WHAT YOU HAVE TO DO: Review the material line by line. Identify and copy every line that contains the string "питання".

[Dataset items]
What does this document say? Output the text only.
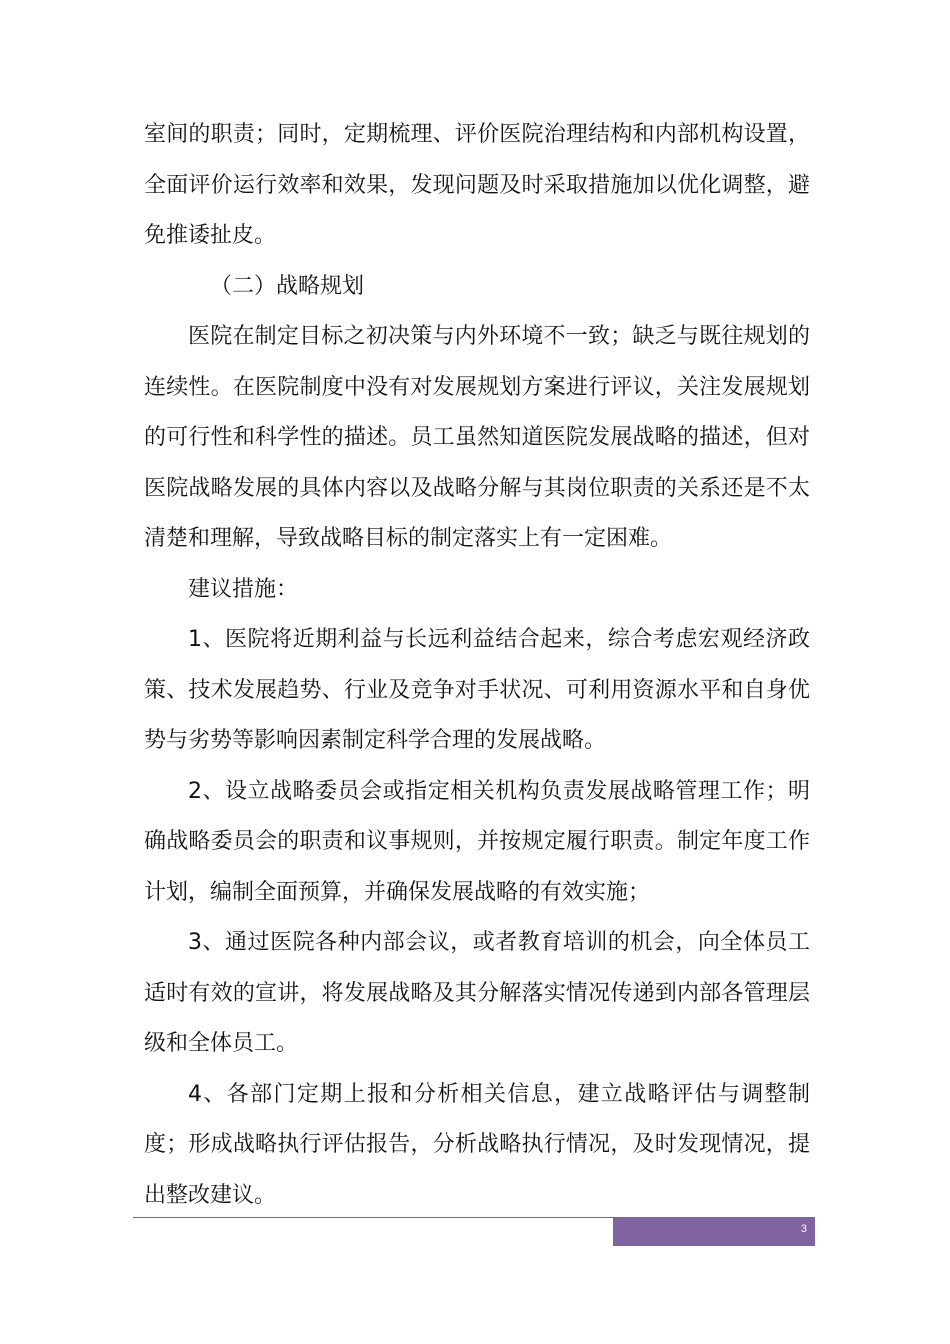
室间的职责；同时，定期梳理、评价医院治理结构和内部机构设置，全面评价运行效率和效果，发现问题及时采取措施加以优化调整，避免推诿扯皮。

（二）战略规划

医院在制定目标之初决策与内外环境不一致；缺乏与既往规划的连续性。在医院制度中没有对发展规划方案进行评议，关注发展规划的可行性和科学性的描述。员工虽然知道医院发展战略的描述，但对医院战略发展的具体内容以及战略分解与其岗位职责的关系还是不太清楚和理解，导致战略目标的制定落实上有一定困难。

建议措施：

1、医院将近期利益与长远利益结合起来，综合考虑宏观经济政策、技术发展趋势、行业及竞争对手状况、可利用资源水平和自身优势与劣势等影响因素制定科学合理的发展战略。

2、设立战略委员会或指定相关机构负责发展战略管理工作；明确战略委员会的职责和议事规则，并按规定履行职责。制定年度工作计划，编制全面预算，并确保发展战略的有效实施；

3、通过医院各种内部会议，或者教育培训的机会，向全体员工适时有效的宣讲，将发展战略及其分解落实情况传递到内部各管理层级和全体员工。

4、各部门定期上报和分析相关信息，建立战略评估与调整制度；形成战略执行评估报告，分析战略执行情况，及时发现情况，提出整改建议。

3
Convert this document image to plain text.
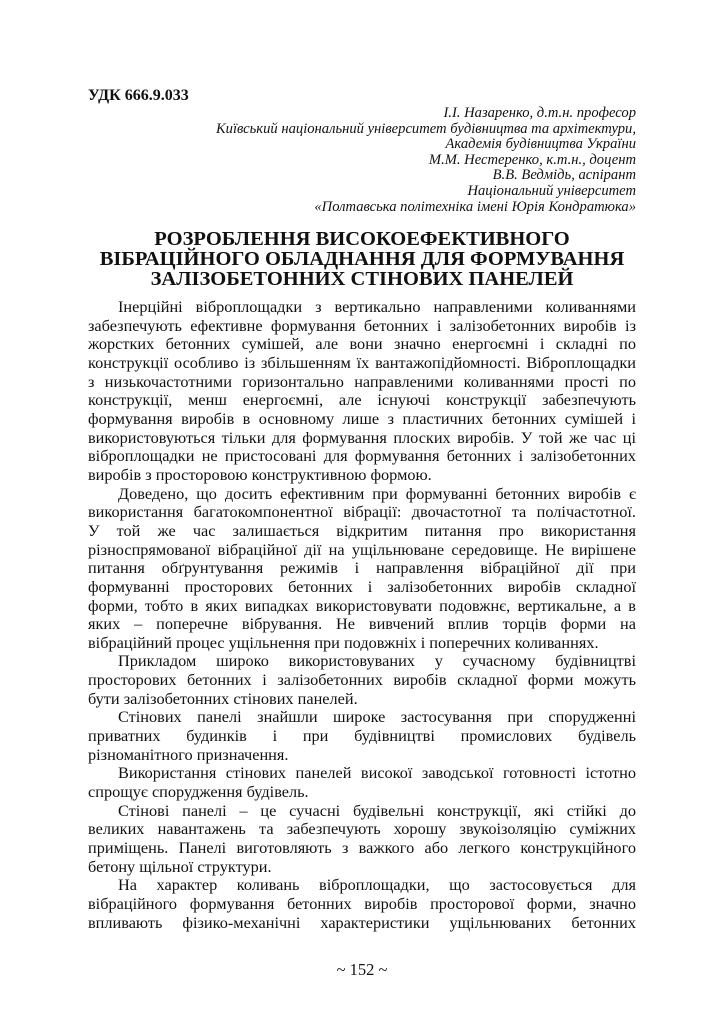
УДК 666.9.033
І.І. Назаренко, д.т.н. професор
Київський національний університет будівництва та архітектури,
Академія будівництва України
М.М. Нестеренко, к.т.н., доцент
В.В. Ведмідь, аспірант
Національний університет
«Полтавська політехніка імені Юрія Кондратюка»
РОЗРОБЛЕННЯ ВИСОКОЕФЕКТИВНОГО
ВІБРАЦІЙНОГО ОБЛАДНАННЯ ДЛЯ ФОРМУВАННЯ
ЗАЛІЗОБЕТОННИХ СТІНОВИХ ПАНЕЛЕЙ
Інерційні віброплощадки з вертикально направленими коливаннями
забезпечують ефективне формування бетонних і залізобетонних виробів із
жорстких бетонних сумішей, але вони значно енергоємні і складні по
конструкції особливо із збільшенням їх вантажопідйомності. Віброплощадки
з низькочастотними горизонтально направленими коливаннями прості по
конструкції, менш енергоємні, але існуючі конструкції забезпечують
формування виробів в основному лише з пластичних бетонних сумішей і
використовуються тільки для формування плоских виробів. У той же час ці
віброплощадки не пристосовані для формування бетонних і залізобетонних
виробів з просторовою конструктивною формою.
Доведено, що досить ефективним при формуванні бетонних виробів є
використання багатокомпонентної вібрації: двочастотної та полічастотної.
У той же час залишається відкритим питання про використання
різноспрямованої вібраційної дії на ущільнюване середовище. Не вирішене
питання обґрунтування режимів і направлення вібраційної дії при
формуванні просторових бетонних і залізобетонних виробів складної
форми, тобто в яких випадках використовувати подовжнє, вертикальне, а в
яких – поперечне вібрування. Не вивчений вплив торців форми на
вібраційний процес ущільнення при подовжніх і поперечних коливаннях.
Прикладом широко використовуваних у сучасному будівництві
просторових бетонних і залізобетонних виробів складної форми можуть
бути залізобетонних стінових панелей.
Стінових панелі знайшли широке застосування при спорудженні
приватних будинків і при будівництві промислових будівель
різноманітного призначення.
Використання стінових панелей високої заводської готовності істотно
спрощує спорудження будівель.
Стінові панелі – це сучасні будівельні конструкції, які стійкі до
великих навантажень та забезпечують хорошу звукоізоляцію суміжних
приміщень. Панелі виготовляють з важкого або легкого конструкційного
бетону щільної структури.
На характер коливань віброплощадки, що застосовується для
вібраційного формування бетонних виробів просторової форми, значно
впливають фізико-механічні характеристики ущільнюваних бетонних
~ 152 ~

WRITTEN SOLUTION:
У той же час залишається відкритим питання про використання
питання обґрунтування режимів і направлення вібраційної дії при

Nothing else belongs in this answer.